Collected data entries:
•••••

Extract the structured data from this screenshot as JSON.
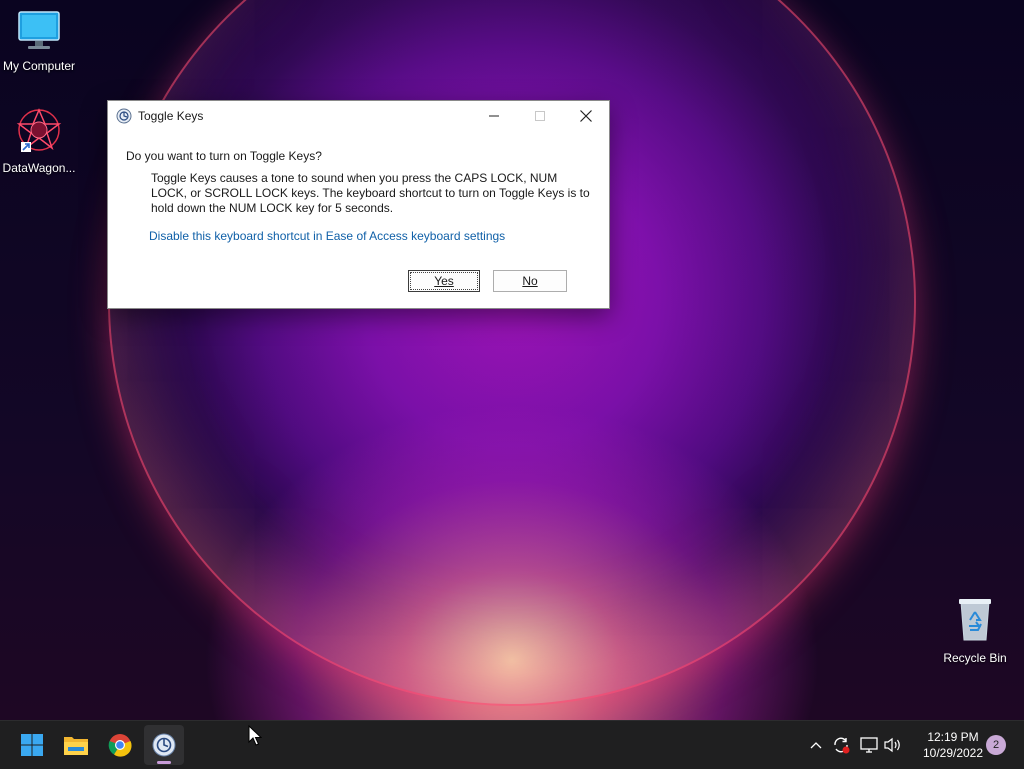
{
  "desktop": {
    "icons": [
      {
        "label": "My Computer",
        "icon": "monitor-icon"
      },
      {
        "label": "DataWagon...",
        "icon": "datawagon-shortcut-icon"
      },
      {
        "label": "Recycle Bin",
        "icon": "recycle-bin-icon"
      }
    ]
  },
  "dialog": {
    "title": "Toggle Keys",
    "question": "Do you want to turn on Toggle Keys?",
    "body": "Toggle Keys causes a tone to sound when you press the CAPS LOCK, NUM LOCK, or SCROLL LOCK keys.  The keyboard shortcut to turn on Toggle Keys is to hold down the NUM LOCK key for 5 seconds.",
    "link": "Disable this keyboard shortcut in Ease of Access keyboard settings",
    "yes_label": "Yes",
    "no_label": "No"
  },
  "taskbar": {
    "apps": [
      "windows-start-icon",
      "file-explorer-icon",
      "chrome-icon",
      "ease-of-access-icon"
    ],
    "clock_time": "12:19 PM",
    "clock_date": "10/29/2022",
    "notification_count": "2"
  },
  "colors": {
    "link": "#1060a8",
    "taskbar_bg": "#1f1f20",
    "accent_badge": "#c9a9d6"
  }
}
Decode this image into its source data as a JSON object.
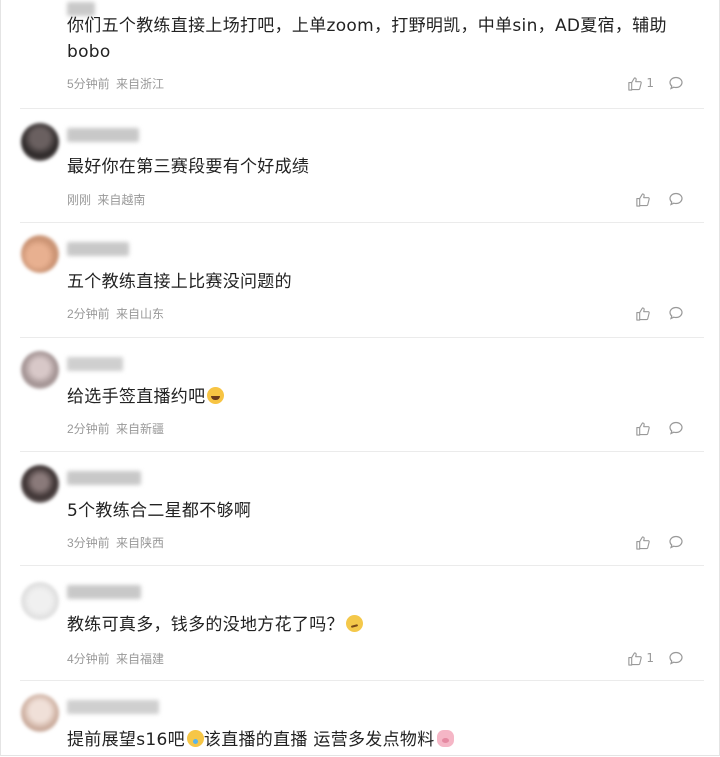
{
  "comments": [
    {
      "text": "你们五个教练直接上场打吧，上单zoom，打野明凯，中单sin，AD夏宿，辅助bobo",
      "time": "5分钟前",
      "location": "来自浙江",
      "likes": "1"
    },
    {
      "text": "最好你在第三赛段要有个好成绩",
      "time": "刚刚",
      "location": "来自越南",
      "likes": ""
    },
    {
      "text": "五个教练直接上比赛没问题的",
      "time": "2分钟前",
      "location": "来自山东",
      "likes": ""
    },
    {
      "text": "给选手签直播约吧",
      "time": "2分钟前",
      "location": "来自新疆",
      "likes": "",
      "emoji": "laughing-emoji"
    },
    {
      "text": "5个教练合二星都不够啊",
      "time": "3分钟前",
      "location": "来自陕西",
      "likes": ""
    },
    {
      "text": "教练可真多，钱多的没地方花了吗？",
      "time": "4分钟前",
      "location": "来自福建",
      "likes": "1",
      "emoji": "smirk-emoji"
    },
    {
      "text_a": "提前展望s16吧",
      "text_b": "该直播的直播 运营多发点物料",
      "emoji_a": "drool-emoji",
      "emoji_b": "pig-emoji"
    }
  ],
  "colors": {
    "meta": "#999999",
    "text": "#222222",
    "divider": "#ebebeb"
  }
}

•••••

- [AIM] Your task is to copy the entries in full and exactly, without any images.

- [THE SOLUTION]
Extract the structured data from this screenshot as JSON.
{
  "desktop": {
    "icons": [
      {
        "label": "My Computer",
        "icon": "monitor-icon"
      },
      {
        "label": "DataWagon...",
        "icon": "datawagon-shortcut-icon"
      },
      {
        "label": "Recycle Bin",
        "icon": "recycle-bin-icon"
      }
    ]
  },
  "dialog": {
    "title": "Toggle Keys",
    "question": "Do you want to turn on Toggle Keys?",
    "body": "Toggle Keys causes a tone to sound when you press the CAPS LOCK, NUM LOCK, or SCROLL LOCK keys.  The keyboard shortcut to turn on Toggle Keys is to hold down the NUM LOCK key for 5 seconds.",
    "link": "Disable this keyboard shortcut in Ease of Access keyboard settings",
    "yes_label": "Yes",
    "no_label": "No"
  },
  "taskbar": {
    "apps": [
      "windows-start-icon",
      "file-explorer-icon",
      "chrome-icon",
      "ease-of-access-icon"
    ],
    "clock_time": "12:19 PM",
    "clock_date": "10/29/2022",
    "notification_count": "2"
  },
  "colors": {
    "link": "#1060a8",
    "taskbar_bg": "#1f1f20",
    "accent_badge": "#c9a9d6"
  }
}
Decode this image into its source data as a JSON object.
{
  "comments": [
    {
      "text": "你们五个教练直接上场打吧，上单zoom，打野明凯，中单sin，AD夏宿，辅助bobo",
      "time": "5分钟前",
      "location": "来自浙江",
      "likes": "1"
    },
    {
      "text": "最好你在第三赛段要有个好成绩",
      "time": "刚刚",
      "location": "来自越南",
      "likes": ""
    },
    {
      "text": "五个教练直接上比赛没问题的",
      "time": "2分钟前",
      "location": "来自山东",
      "likes": ""
    },
    {
      "text": "给选手签直播约吧",
      "time": "2分钟前",
      "location": "来自新疆",
      "likes": "",
      "emoji": "laughing-emoji"
    },
    {
      "text": "5个教练合二星都不够啊",
      "time": "3分钟前",
      "location": "来自陕西",
      "likes": ""
    },
    {
      "text": "教练可真多，钱多的没地方花了吗？",
      "time": "4分钟前",
      "location": "来自福建",
      "likes": "1",
      "emoji": "smirk-emoji"
    },
    {
      "text_a": "提前展望s16吧",
      "text_b": "该直播的直播 运营多发点物料",
      "emoji_a": "drool-emoji",
      "emoji_b": "pig-emoji"
    }
  ],
  "colors": {
    "meta": "#999999",
    "text": "#222222",
    "divider": "#ebebeb"
  }
}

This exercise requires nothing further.